## TASK DESCRIPTION
Do not include the pictures; repeat the rest of the data exactly.

## Figure record extracts
——————————

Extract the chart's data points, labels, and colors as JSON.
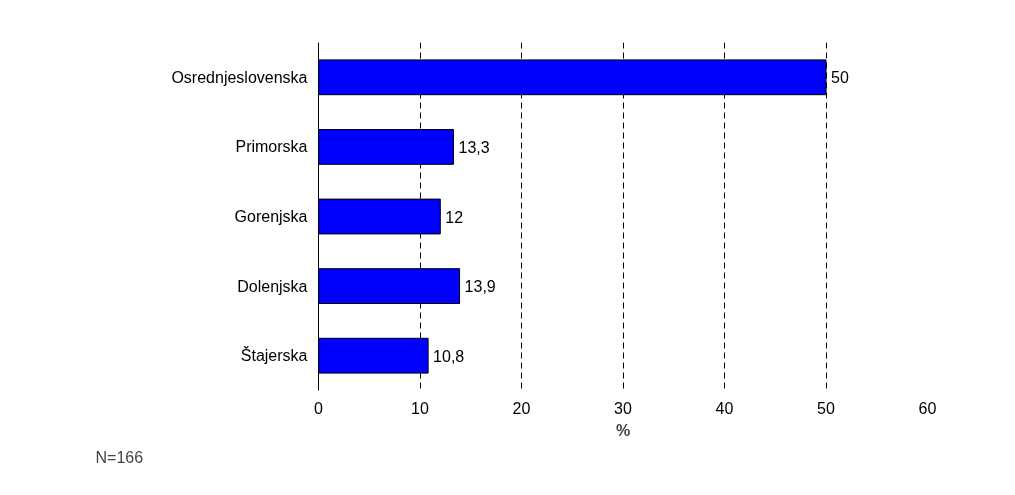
{
  "chart_data": {
    "type": "bar",
    "orientation": "horizontal",
    "categories": [
      "Osrednjeslovenska",
      "Primorska",
      "Gorenjska",
      "Dolenjska",
      "Štajerska"
    ],
    "values": [
      50,
      13.3,
      12,
      13.9,
      10.8
    ],
    "value_labels": [
      "50",
      "13,3",
      "12",
      "13,9",
      "10,8"
    ],
    "color": "#0000ff",
    "xlabel": "%",
    "xlim": [
      0,
      60
    ],
    "xticks": [
      0,
      10,
      20,
      30,
      40,
      50,
      60
    ],
    "grid": "x",
    "line_style": "dashed",
    "annotations": [
      "N=166"
    ]
  }
}
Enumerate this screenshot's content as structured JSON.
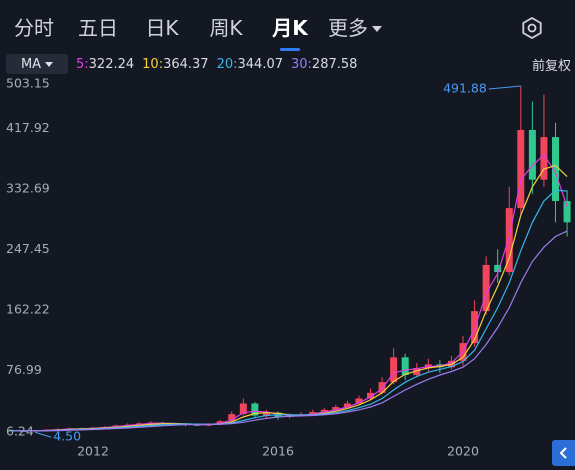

——————————

## RESULT OF THE EXERCISE
Extract the chart's data points, labels, and colors as JSON.
{
  "chart_data": {
    "type": "bar",
    "orientation": "horizontal",
    "categories": [
      "Osrednjeslovenska",
      "Primorska",
      "Gorenjska",
      "Dolenjska",
      "Štajerska"
    ],
    "values": [
      50,
      13.3,
      12,
      13.9,
      10.8
    ],
    "value_labels": [
      "50",
      "13,3",
      "12",
      "13,9",
      "10,8"
    ],
    "color": "#0000ff",
    "xlabel": "%",
    "xlim": [
      0,
      60
    ],
    "xticks": [
      0,
      10,
      20,
      30,
      40,
      50,
      60
    ],
    "grid": "x",
    "line_style": "dashed",
    "annotations": [
      "N=166"
    ]
  }
}
Enumerate this screenshot's content as structured JSON.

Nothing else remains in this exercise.